<<<<
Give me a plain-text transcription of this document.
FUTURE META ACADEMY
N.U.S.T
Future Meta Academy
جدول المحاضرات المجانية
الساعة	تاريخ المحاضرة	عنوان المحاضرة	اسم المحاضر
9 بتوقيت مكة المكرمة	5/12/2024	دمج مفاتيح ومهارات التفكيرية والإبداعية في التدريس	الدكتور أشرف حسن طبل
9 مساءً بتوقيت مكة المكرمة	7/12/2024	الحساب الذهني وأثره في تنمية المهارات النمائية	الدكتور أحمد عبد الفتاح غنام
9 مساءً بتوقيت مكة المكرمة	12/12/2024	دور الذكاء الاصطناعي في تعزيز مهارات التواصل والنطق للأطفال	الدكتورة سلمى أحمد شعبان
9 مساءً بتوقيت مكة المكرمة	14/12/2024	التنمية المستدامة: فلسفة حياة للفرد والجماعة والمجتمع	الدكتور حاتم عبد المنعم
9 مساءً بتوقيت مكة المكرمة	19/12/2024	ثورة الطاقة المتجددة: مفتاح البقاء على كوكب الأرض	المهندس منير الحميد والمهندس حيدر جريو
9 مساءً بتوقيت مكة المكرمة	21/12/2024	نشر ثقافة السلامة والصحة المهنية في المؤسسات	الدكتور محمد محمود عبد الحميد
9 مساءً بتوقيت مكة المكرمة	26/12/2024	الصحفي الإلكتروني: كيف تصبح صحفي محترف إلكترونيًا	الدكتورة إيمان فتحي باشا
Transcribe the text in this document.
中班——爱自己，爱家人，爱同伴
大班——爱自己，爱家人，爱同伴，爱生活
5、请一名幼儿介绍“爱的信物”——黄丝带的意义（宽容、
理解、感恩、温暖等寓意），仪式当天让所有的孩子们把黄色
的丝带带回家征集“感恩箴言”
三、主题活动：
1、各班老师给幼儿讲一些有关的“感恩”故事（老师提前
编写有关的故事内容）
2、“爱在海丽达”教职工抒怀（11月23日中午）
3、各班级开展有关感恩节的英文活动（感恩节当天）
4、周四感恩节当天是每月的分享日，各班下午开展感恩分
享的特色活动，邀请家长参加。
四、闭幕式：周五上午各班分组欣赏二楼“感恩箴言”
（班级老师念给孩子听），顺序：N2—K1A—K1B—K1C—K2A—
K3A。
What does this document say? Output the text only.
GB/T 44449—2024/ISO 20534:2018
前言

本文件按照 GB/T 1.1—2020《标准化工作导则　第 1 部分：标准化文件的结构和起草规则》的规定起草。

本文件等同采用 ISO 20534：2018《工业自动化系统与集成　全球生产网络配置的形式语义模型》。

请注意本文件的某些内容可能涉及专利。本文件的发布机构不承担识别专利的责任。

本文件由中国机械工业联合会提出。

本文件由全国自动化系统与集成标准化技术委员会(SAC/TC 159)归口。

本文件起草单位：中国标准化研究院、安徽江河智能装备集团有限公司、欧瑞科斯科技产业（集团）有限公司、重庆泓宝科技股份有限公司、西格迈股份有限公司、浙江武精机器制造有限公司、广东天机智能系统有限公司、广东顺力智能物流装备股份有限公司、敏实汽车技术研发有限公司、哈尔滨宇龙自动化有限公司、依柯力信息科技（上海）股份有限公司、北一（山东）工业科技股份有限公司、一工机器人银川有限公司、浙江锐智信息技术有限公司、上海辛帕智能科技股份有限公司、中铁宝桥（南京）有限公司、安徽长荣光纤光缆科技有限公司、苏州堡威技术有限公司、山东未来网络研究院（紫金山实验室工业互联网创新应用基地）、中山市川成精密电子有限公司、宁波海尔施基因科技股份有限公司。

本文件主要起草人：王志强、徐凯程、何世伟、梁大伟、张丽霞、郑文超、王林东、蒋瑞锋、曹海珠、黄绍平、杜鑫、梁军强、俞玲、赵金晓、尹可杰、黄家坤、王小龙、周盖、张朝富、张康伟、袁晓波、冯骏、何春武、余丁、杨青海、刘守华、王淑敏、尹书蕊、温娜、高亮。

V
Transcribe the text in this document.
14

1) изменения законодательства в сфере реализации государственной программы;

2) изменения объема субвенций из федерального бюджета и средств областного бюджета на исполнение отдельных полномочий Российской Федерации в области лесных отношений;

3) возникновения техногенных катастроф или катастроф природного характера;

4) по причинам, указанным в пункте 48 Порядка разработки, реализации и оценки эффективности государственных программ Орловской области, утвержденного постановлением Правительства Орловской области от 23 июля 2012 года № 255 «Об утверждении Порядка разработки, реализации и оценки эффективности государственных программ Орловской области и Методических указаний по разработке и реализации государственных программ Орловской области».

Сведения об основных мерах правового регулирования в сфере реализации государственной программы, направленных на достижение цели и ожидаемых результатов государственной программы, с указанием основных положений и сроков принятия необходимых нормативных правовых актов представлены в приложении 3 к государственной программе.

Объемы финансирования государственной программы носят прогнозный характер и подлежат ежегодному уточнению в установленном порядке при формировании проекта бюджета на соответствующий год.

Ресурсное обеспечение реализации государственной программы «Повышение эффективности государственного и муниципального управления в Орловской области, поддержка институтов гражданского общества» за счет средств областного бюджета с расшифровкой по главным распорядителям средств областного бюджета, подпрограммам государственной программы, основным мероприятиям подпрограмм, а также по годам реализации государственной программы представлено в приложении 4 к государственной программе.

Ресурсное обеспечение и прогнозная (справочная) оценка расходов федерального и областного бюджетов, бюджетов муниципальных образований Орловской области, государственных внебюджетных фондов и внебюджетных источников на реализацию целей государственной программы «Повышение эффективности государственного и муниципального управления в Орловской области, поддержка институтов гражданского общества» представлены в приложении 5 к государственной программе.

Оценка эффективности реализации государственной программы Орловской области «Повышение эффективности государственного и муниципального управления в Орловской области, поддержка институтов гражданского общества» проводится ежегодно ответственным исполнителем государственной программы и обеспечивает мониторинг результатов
>>>>
Your task is to repeat the data exactly; please include every line.

### FINAL RESULT
Give me a plain-text transcription of this document.
FUTURE META ACADEMY
N.U.S.T
Future Meta Academy
جدول المحاضرات المجانية
الساعة	تاريخ المحاضرة	عنوان المحاضرة	اسم المحاضر
9 بتوقيت مكة المكرمة	5/12/2024	دمج مفاتيح ومهارات التفكيرية والإبداعية في التدريس	الدكتور أشرف حسن طبل
9 مساءً بتوقيت مكة المكرمة	7/12/2024	الحساب الذهني وأثره في تنمية المهارات النمائية	الدكتور أحمد عبد الفتاح غنام
9 مساءً بتوقيت مكة المكرمة	12/12/2024	دور الذكاء الاصطناعي في تعزيز مهارات التواصل والنطق للأطفال	الدكتورة سلمى أحمد شعبان
9 مساءً بتوقيت مكة المكرمة	14/12/2024	التنمية المستدامة: فلسفة حياة للفرد والجماعة والمجتمع	الدكتور حاتم عبد المنعم
9 مساءً بتوقيت مكة المكرمة	19/12/2024	ثورة الطاقة المتجددة: مفتاح البقاء على كوكب الأرض	المهندس منير الحميد والمهندس حيدر جريو
9 مساءً بتوقيت مكة المكرمة	21/12/2024	نشر ثقافة السلامة والصحة المهنية في المؤسسات	الدكتور محمد محمود عبد الحميد
9 مساءً بتوقيت مكة المكرمة	26/12/2024	الصحفي الإلكتروني: كيف تصبح صحفي محترف إلكترونيًا	الدكتورة إيمان فتحي باشا
Transcribe the text in this document.
中班——爱自己，爱家人，爱同伴
大班——爱自己，爱家人，爱同伴，爱生活
5、请一名幼儿介绍“爱的信物”——黄丝带的意义（宽容、
理解、感恩、温暖等寓意），仪式当天让所有的孩子们把黄色
的丝带带回家征集“感恩箴言”
三、主题活动：
1、各班老师给幼儿讲一些有关的“感恩”故事（老师提前
编写有关的故事内容）
2、“爱在海丽达”教职工抒怀（11月23日中午）
3、各班级开展有关感恩节的英文活动（感恩节当天）
4、周四感恩节当天是每月的分享日，各班下午开展感恩分
享的特色活动，邀请家长参加。
四、闭幕式：周五上午各班分组欣赏二楼“感恩箴言”
（班级老师念给孩子听），顺序：N2—K1A—K1B—K1C—K2A—
K3A。
What does this document say? Output the text only.
GB/T 44449—2024/ISO 20534:2018
前言

本文件按照 GB/T 1.1—2020《标准化工作导则　第 1 部分：标准化文件的结构和起草规则》的规定起草。

本文件等同采用 ISO 20534：2018《工业自动化系统与集成　全球生产网络配置的形式语义模型》。

请注意本文件的某些内容可能涉及专利。本文件的发布机构不承担识别专利的责任。

本文件由中国机械工业联合会提出。

本文件由全国自动化系统与集成标准化技术委员会(SAC/TC 159)归口。

本文件起草单位：中国标准化研究院、安徽江河智能装备集团有限公司、欧瑞科斯科技产业（集团）有限公司、重庆泓宝科技股份有限公司、西格迈股份有限公司、浙江武精机器制造有限公司、广东天机智能系统有限公司、广东顺力智能物流装备股份有限公司、敏实汽车技术研发有限公司、哈尔滨宇龙自动化有限公司、依柯力信息科技（上海）股份有限公司、北一（山东）工业科技股份有限公司、一工机器人银川有限公司、浙江锐智信息技术有限公司、上海辛帕智能科技股份有限公司、中铁宝桥（南京）有限公司、安徽长荣光纤光缆科技有限公司、苏州堡威技术有限公司、山东未来网络研究院（紫金山实验室工业互联网创新应用基地）、中山市川成精密电子有限公司、宁波海尔施基因科技股份有限公司。

本文件主要起草人：王志强、徐凯程、何世伟、梁大伟、张丽霞、郑文超、王林东、蒋瑞锋、曹海珠、黄绍平、杜鑫、梁军强、俞玲、赵金晓、尹可杰、黄家坤、王小龙、周盖、张朝富、张康伟、袁晓波、冯骏、何春武、余丁、杨青海、刘守华、王淑敏、尹书蕊、温娜、高亮。

V
Transcribe the text in this document.
14

1) изменения законодательства в сфере реализации государственной программы;

2) изменения объема субвенций из федерального бюджета и средств областного бюджета на исполнение отдельных полномочий Российской Федерации в области лесных отношений;

3) возникновения техногенных катастроф или катастроф природного характера;

4) по причинам, указанным в пункте 48 Порядка разработки, реализации и оценки эффективности государственных программ Орловской области, утвержденного постановлением Правительства Орловской области от 23 июля 2012 года № 255 «Об утверждении Порядка разработки, реализации и оценки эффективности государственных программ Орловской области и Методических указаний по разработке и реализации государственных программ Орловской области».

Сведения об основных мерах правового регулирования в сфере реализации государственной программы, направленных на достижение цели и ожидаемых результатов государственной программы, с указанием основных положений и сроков принятия необходимых нормативных правовых актов представлены в приложении 3 к государственной программе.

Объемы финансирования государственной программы носят прогнозный характер и подлежат ежегодному уточнению в установленном порядке при формировании проекта бюджета на соответствующий год.

Ресурсное обеспечение реализации государственной программы «Повышение эффективности государственного и муниципального управления в Орловской области, поддержка институтов гражданского общества» за счет средств областного бюджета с расшифровкой по главным распорядителям средств областного бюджета, подпрограммам государственной программы, основным мероприятиям подпрограмм, а также по годам реализации государственной программы представлено в приложении 4 к государственной программе.

Ресурсное обеспечение и прогнозная (справочная) оценка расходов федерального и областного бюджетов, бюджетов муниципальных образований Орловской области, государственных внебюджетных фондов и внебюджетных источников на реализацию целей государственной программы «Повышение эффективности государственного и муниципального управления в Орловской области, поддержка институтов гражданского общества» представлены в приложении 5 к государственной программе.

Оценка эффективности реализации государственной программы Орловской области «Повышение эффективности государственного и муниципального управления в Орловской области, поддержка институтов гражданского общества» проводится ежегодно ответственным исполнителем государственной программы и обеспечивает мониторинг результатов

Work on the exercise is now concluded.